*STATED TASK*. Each entry below must be repeated exactly, with pictures left out.

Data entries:
+ + + + +

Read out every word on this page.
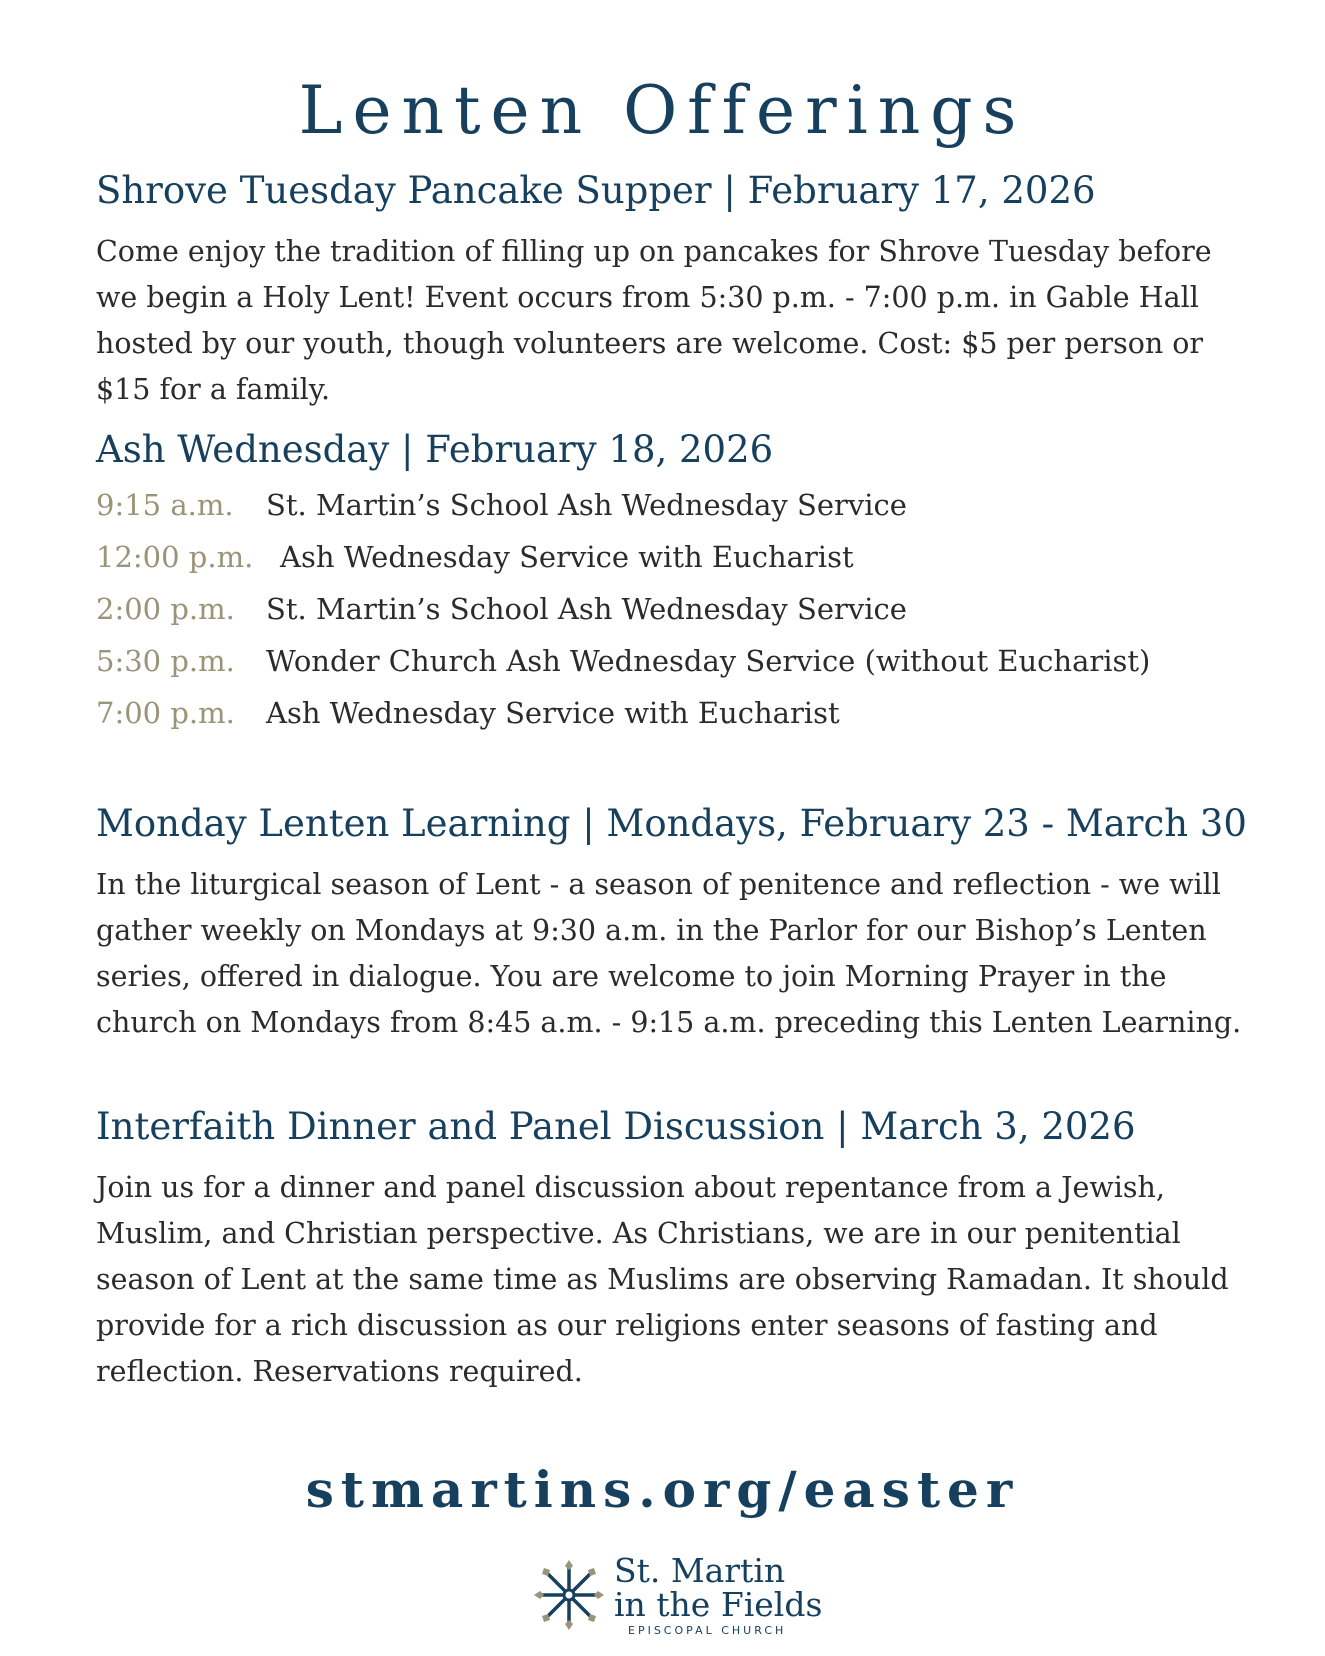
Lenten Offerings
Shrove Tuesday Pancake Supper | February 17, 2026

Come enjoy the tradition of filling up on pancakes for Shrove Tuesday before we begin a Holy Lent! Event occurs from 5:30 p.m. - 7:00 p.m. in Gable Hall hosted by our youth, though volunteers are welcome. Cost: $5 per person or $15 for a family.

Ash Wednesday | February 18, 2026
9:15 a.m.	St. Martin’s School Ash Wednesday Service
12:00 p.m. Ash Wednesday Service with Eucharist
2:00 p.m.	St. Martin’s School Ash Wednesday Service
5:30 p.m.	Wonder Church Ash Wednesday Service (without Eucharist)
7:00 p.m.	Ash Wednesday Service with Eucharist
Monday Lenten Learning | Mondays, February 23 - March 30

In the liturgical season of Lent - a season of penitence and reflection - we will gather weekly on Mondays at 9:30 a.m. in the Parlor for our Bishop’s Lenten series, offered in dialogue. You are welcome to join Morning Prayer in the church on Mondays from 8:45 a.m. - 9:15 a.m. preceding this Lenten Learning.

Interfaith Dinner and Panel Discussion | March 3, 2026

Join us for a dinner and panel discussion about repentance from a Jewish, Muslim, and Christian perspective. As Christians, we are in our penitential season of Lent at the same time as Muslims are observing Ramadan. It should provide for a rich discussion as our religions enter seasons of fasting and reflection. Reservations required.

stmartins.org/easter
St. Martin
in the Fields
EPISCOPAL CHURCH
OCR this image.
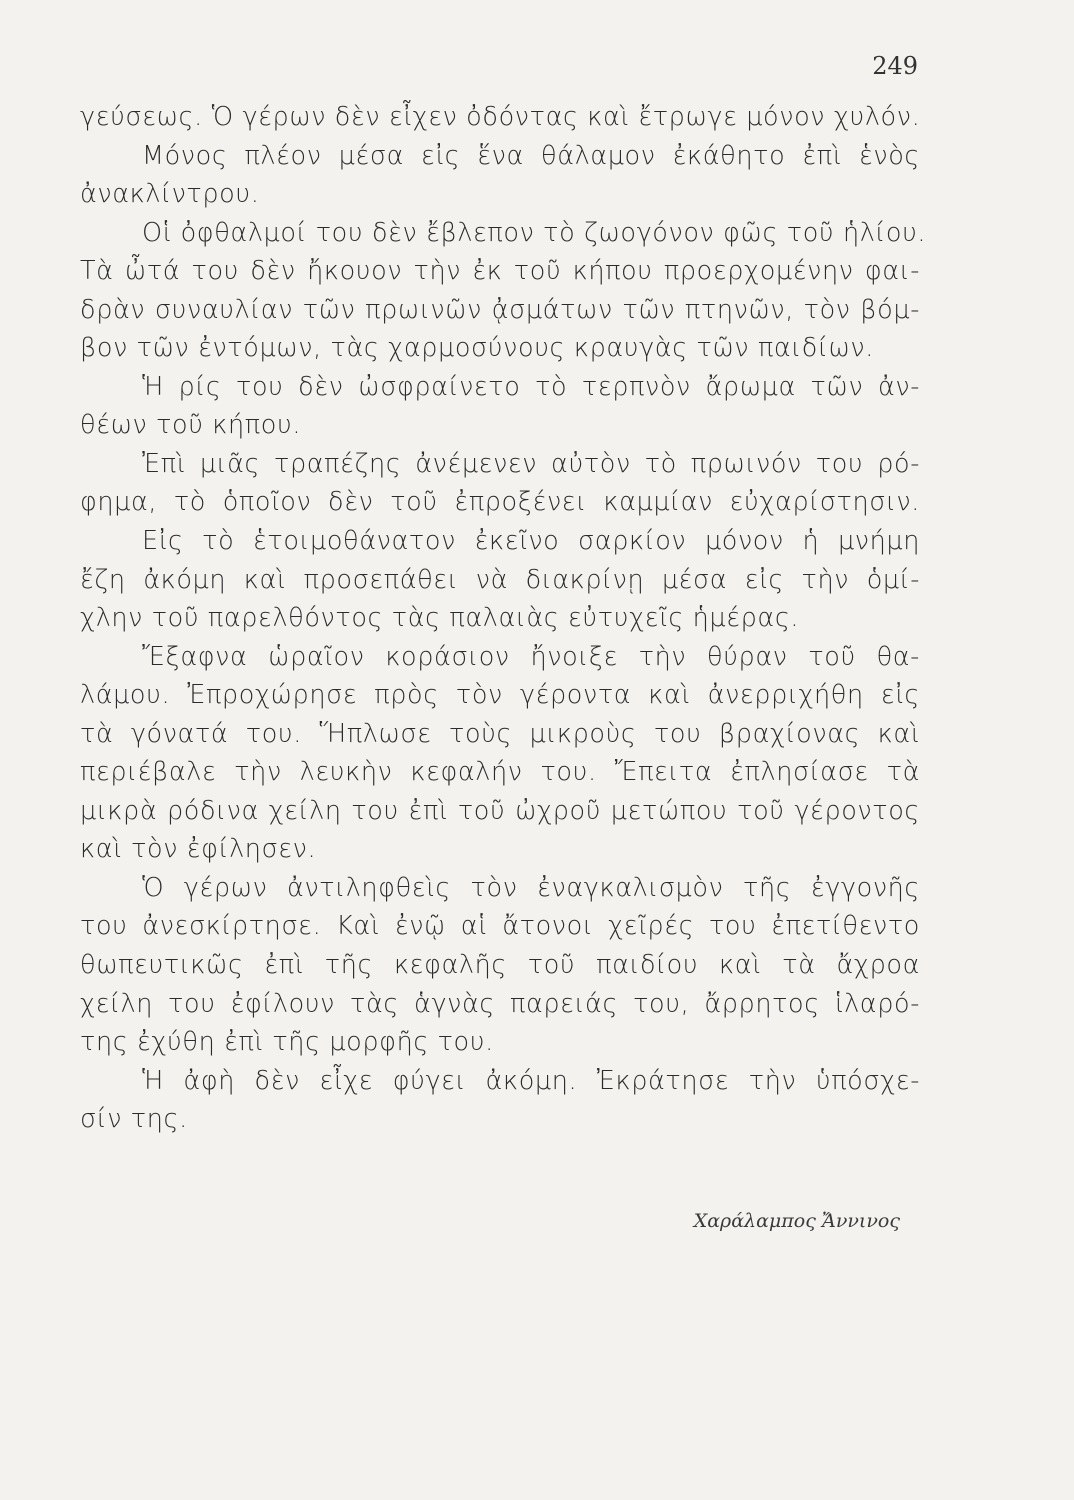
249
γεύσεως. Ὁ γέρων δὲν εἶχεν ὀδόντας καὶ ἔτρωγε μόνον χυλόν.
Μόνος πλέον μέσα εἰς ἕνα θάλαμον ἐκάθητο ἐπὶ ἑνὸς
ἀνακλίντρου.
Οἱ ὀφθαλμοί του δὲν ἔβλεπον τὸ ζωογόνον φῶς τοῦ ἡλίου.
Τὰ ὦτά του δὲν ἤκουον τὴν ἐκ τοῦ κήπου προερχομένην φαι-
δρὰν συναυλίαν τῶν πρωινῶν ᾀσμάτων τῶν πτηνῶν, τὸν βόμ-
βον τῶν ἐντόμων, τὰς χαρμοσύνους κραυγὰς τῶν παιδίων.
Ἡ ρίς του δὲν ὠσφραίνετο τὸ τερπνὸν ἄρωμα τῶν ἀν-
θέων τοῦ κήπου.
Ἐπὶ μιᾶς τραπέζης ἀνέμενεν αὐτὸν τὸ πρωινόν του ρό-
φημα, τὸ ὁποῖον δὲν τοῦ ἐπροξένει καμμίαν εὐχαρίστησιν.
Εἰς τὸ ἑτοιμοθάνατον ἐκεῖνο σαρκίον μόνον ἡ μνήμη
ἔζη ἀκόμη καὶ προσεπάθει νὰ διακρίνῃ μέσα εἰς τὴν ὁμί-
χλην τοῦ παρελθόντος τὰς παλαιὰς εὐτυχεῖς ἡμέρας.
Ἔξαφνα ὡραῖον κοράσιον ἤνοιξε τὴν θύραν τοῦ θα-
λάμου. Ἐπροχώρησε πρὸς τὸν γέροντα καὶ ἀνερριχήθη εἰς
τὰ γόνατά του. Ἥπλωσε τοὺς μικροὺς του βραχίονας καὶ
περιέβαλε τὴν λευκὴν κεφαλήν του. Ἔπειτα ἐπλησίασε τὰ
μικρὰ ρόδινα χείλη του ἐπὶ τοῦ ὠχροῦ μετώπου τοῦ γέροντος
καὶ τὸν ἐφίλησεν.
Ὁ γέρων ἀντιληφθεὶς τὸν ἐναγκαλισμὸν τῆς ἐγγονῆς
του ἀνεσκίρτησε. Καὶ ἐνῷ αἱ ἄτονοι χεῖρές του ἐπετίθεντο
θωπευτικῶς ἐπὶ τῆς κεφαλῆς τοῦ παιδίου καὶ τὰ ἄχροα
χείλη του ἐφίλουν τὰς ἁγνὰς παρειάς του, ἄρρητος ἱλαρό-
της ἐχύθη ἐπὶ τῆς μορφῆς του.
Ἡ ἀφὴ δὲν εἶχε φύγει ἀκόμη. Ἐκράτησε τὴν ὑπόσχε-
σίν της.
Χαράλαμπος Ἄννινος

+ + + + +

*EXERCISE SOLUTION*.
Read out every word on this page.
Lenten Offerings
Shrove Tuesday Pancake Supper | February 17, 2026

Come enjoy the tradition of filling up on pancakes for Shrove Tuesday before we begin a Holy Lent! Event occurs from 5:30 p.m. - 7:00 p.m. in Gable Hall hosted by our youth, though volunteers are welcome. Cost: $5 per person or $15 for a family.

Ash Wednesday | February 18, 2026
9:15 a.m.	St. Martin’s School Ash Wednesday Service
12:00 p.m. Ash Wednesday Service with Eucharist
2:00 p.m.	St. Martin’s School Ash Wednesday Service
5:30 p.m.	Wonder Church Ash Wednesday Service (without Eucharist)
7:00 p.m.	Ash Wednesday Service with Eucharist
Monday Lenten Learning | Mondays, February 23 - March 30

In the liturgical season of Lent - a season of penitence and reflection - we will gather weekly on Mondays at 9:30 a.m. in the Parlor for our Bishop’s Lenten series, offered in dialogue. You are welcome to join Morning Prayer in the church on Mondays from 8:45 a.m. - 9:15 a.m. preceding this Lenten Learning.

Interfaith Dinner and Panel Discussion | March 3, 2026

Join us for a dinner and panel discussion about repentance from a Jewish, Muslim, and Christian perspective. As Christians, we are in our penitential season of Lent at the same time as Muslims are observing Ramadan. It should provide for a rich discussion as our religions enter seasons of fasting and reflection. Reservations required.

stmartins.org/easter
St. Martin
in the Fields
EPISCOPAL CHURCH
OCR this image.
249
γεύσεως. Ὁ γέρων δὲν εἶχεν ὀδόντας καὶ ἔτρωγε μόνον χυλόν.
Μόνος πλέον μέσα εἰς ἕνα θάλαμον ἐκάθητο ἐπὶ ἑνὸς
ἀνακλίντρου.
Οἱ ὀφθαλμοί του δὲν ἔβλεπον τὸ ζωογόνον φῶς τοῦ ἡλίου.
Τὰ ὦτά του δὲν ἤκουον τὴν ἐκ τοῦ κήπου προερχομένην φαι-
δρὰν συναυλίαν τῶν πρωινῶν ᾀσμάτων τῶν πτηνῶν, τὸν βόμ-
βον τῶν ἐντόμων, τὰς χαρμοσύνους κραυγὰς τῶν παιδίων.
Ἡ ρίς του δὲν ὠσφραίνετο τὸ τερπνὸν ἄρωμα τῶν ἀν-
θέων τοῦ κήπου.
Ἐπὶ μιᾶς τραπέζης ἀνέμενεν αὐτὸν τὸ πρωινόν του ρό-
φημα, τὸ ὁποῖον δὲν τοῦ ἐπροξένει καμμίαν εὐχαρίστησιν.
Εἰς τὸ ἑτοιμοθάνατον ἐκεῖνο σαρκίον μόνον ἡ μνήμη
ἔζη ἀκόμη καὶ προσεπάθει νὰ διακρίνῃ μέσα εἰς τὴν ὁμί-
χλην τοῦ παρελθόντος τὰς παλαιὰς εὐτυχεῖς ἡμέρας.
Ἔξαφνα ὡραῖον κοράσιον ἤνοιξε τὴν θύραν τοῦ θα-
λάμου. Ἐπροχώρησε πρὸς τὸν γέροντα καὶ ἀνερριχήθη εἰς
τὰ γόνατά του. Ἥπλωσε τοὺς μικροὺς του βραχίονας καὶ
περιέβαλε τὴν λευκὴν κεφαλήν του. Ἔπειτα ἐπλησίασε τὰ
μικρὰ ρόδινα χείλη του ἐπὶ τοῦ ὠχροῦ μετώπου τοῦ γέροντος
καὶ τὸν ἐφίλησεν.
Ὁ γέρων ἀντιληφθεὶς τὸν ἐναγκαλισμὸν τῆς ἐγγονῆς
του ἀνεσκίρτησε. Καὶ ἐνῷ αἱ ἄτονοι χεῖρές του ἐπετίθεντο
θωπευτικῶς ἐπὶ τῆς κεφαλῆς τοῦ παιδίου καὶ τὰ ἄχροα
χείλη του ἐφίλουν τὰς ἁγνὰς παρειάς του, ἄρρητος ἱλαρό-
της ἐχύθη ἐπὶ τῆς μορφῆς του.
Ἡ ἀφὴ δὲν εἶχε φύγει ἀκόμη. Ἐκράτησε τὴν ὑπόσχε-
σίν της.
Χαράλαμπος Ἄννινος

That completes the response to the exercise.